OBJECTIVE ▸
Extract the whole listing as it stands. Do not include the pictures.

RAW RECORDS ▸

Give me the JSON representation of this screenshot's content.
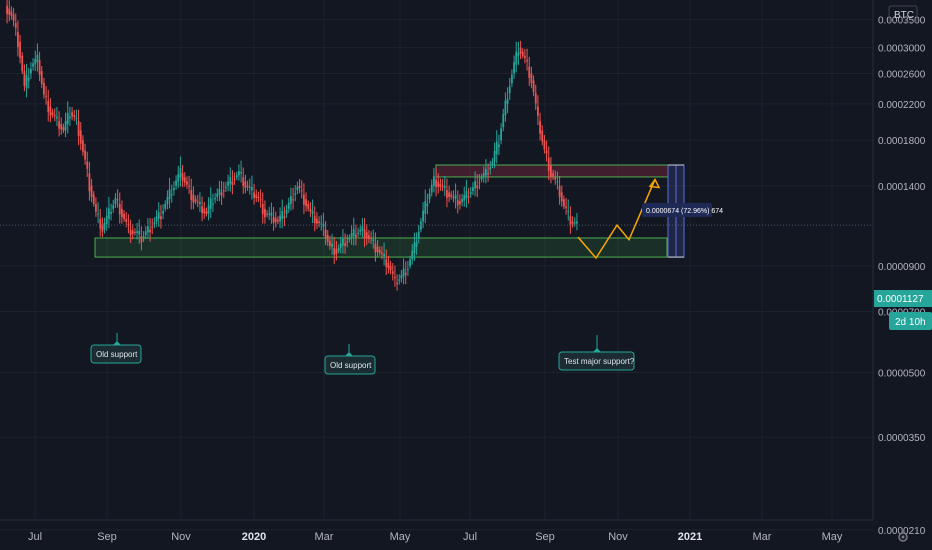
{
  "header": {
    "currency_label": "BTC"
  },
  "price_badge": {
    "price": "0.0001127",
    "countdown": "2d 10h"
  },
  "annotations": {
    "measure_text": "0.0000674 (72.96%) 674",
    "callout_1": "Old  support",
    "callout_2": "Old  support",
    "callout_3": "Test major support?"
  },
  "colors": {
    "background": "#131722",
    "up": "#26a69a",
    "down": "#ef5350",
    "support_zone": "#4caf50",
    "resistance_zone": "#5d2a3a",
    "projection": "#f7a600",
    "measure": "#5b6ee1",
    "badge": "#26a69a"
  },
  "chart_data": {
    "type": "candlestick",
    "symbol_quote": "BTC",
    "scale": "log",
    "ylim": [
      1.9e-05,
      0.00039
    ],
    "yticks": [
      "0.0003500",
      "0.0003000",
      "0.0002600",
      "0.0002200",
      "0.0001800",
      "0.0001400",
      "0.0000900",
      "0.0000700",
      "0.0000500",
      "0.0000350",
      "0.0000210"
    ],
    "xticks": [
      "Jul",
      "Sep",
      "Nov",
      "2020",
      "Mar",
      "May",
      "Jul",
      "Sep",
      "Nov",
      "2021",
      "Mar",
      "May"
    ],
    "last_price": 0.0001127,
    "support_zone": [
      9.45e-05,
      0.000105
    ],
    "resistance_zone": [
      0.000147,
      0.000157
    ],
    "projection_path": [
      0.0001055,
      9.4e-05,
      0.0001127,
      0.000104,
      0.000145
    ],
    "candles_close": [
      0.00036,
      0.00031,
      0.00024,
      0.00027,
      0.00028,
      0.00023,
      0.00021,
      0.0002,
      0.00019,
      0.00021,
      0.0002,
      0.00017,
      0.00014,
      0.00012,
      0.00011,
      0.00012,
      0.00013,
      0.00012,
      0.00011,
      0.000108,
      0.000105,
      0.00011,
      0.000115,
      0.00012,
      0.00013,
      0.00014,
      0.00015,
      0.00014,
      0.00013,
      0.000125,
      0.00012,
      0.00013,
      0.000135,
      0.00014,
      0.000145,
      0.00015,
      0.00014,
      0.000135,
      0.00013,
      0.00012,
      0.000118,
      0.000115,
      0.00012,
      0.00013,
      0.00014,
      0.00013,
      0.00012,
      0.000115,
      0.00011,
      0.0001,
      9.8e-05,
      0.000102,
      0.000105,
      0.000108,
      0.00011,
      0.000105,
      0.0001,
      9.5e-05,
      9e-05,
      8.2e-05,
      8.5e-05,
      9e-05,
      0.0001,
      0.000115,
      0.00013,
      0.000145,
      0.00014,
      0.000135,
      0.00013,
      0.000128,
      0.000132,
      0.000138,
      0.000145,
      0.00015,
      0.00016,
      0.00018,
      0.00022,
      0.00026,
      0.0003,
      0.00028,
      0.00025,
      0.0002,
      0.00017,
      0.00015,
      0.00014,
      0.000125,
      0.000115,
      0.000113
    ]
  }
}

FINISHED EXERCISE ▸
Give me the JSON representation of this screenshot's content.
{
  "header": {
    "currency_label": "BTC"
  },
  "price_badge": {
    "price": "0.0001127",
    "countdown": "2d 10h"
  },
  "annotations": {
    "measure_text": "0.0000674 (72.96%) 674",
    "callout_1": "Old  support",
    "callout_2": "Old  support",
    "callout_3": "Test major support?"
  },
  "colors": {
    "background": "#131722",
    "up": "#26a69a",
    "down": "#ef5350",
    "support_zone": "#4caf50",
    "resistance_zone": "#5d2a3a",
    "projection": "#f7a600",
    "measure": "#5b6ee1",
    "badge": "#26a69a"
  },
  "chart_data": {
    "type": "candlestick",
    "symbol_quote": "BTC",
    "scale": "log",
    "ylim": [
      1.9e-05,
      0.00039
    ],
    "yticks": [
      "0.0003500",
      "0.0003000",
      "0.0002600",
      "0.0002200",
      "0.0001800",
      "0.0001400",
      "0.0000900",
      "0.0000700",
      "0.0000500",
      "0.0000350",
      "0.0000210"
    ],
    "xticks": [
      "Jul",
      "Sep",
      "Nov",
      "2020",
      "Mar",
      "May",
      "Jul",
      "Sep",
      "Nov",
      "2021",
      "Mar",
      "May"
    ],
    "last_price": 0.0001127,
    "support_zone": [
      9.45e-05,
      0.000105
    ],
    "resistance_zone": [
      0.000147,
      0.000157
    ],
    "projection_path": [
      0.0001055,
      9.4e-05,
      0.0001127,
      0.000104,
      0.000145
    ],
    "candles_close": [
      0.00036,
      0.00031,
      0.00024,
      0.00027,
      0.00028,
      0.00023,
      0.00021,
      0.0002,
      0.00019,
      0.00021,
      0.0002,
      0.00017,
      0.00014,
      0.00012,
      0.00011,
      0.00012,
      0.00013,
      0.00012,
      0.00011,
      0.000108,
      0.000105,
      0.00011,
      0.000115,
      0.00012,
      0.00013,
      0.00014,
      0.00015,
      0.00014,
      0.00013,
      0.000125,
      0.00012,
      0.00013,
      0.000135,
      0.00014,
      0.000145,
      0.00015,
      0.00014,
      0.000135,
      0.00013,
      0.00012,
      0.000118,
      0.000115,
      0.00012,
      0.00013,
      0.00014,
      0.00013,
      0.00012,
      0.000115,
      0.00011,
      0.0001,
      9.8e-05,
      0.000102,
      0.000105,
      0.000108,
      0.00011,
      0.000105,
      0.0001,
      9.5e-05,
      9e-05,
      8.2e-05,
      8.5e-05,
      9e-05,
      0.0001,
      0.000115,
      0.00013,
      0.000145,
      0.00014,
      0.000135,
      0.00013,
      0.000128,
      0.000132,
      0.000138,
      0.000145,
      0.00015,
      0.00016,
      0.00018,
      0.00022,
      0.00026,
      0.0003,
      0.00028,
      0.00025,
      0.0002,
      0.00017,
      0.00015,
      0.00014,
      0.000125,
      0.000115,
      0.000113
    ]
  }
}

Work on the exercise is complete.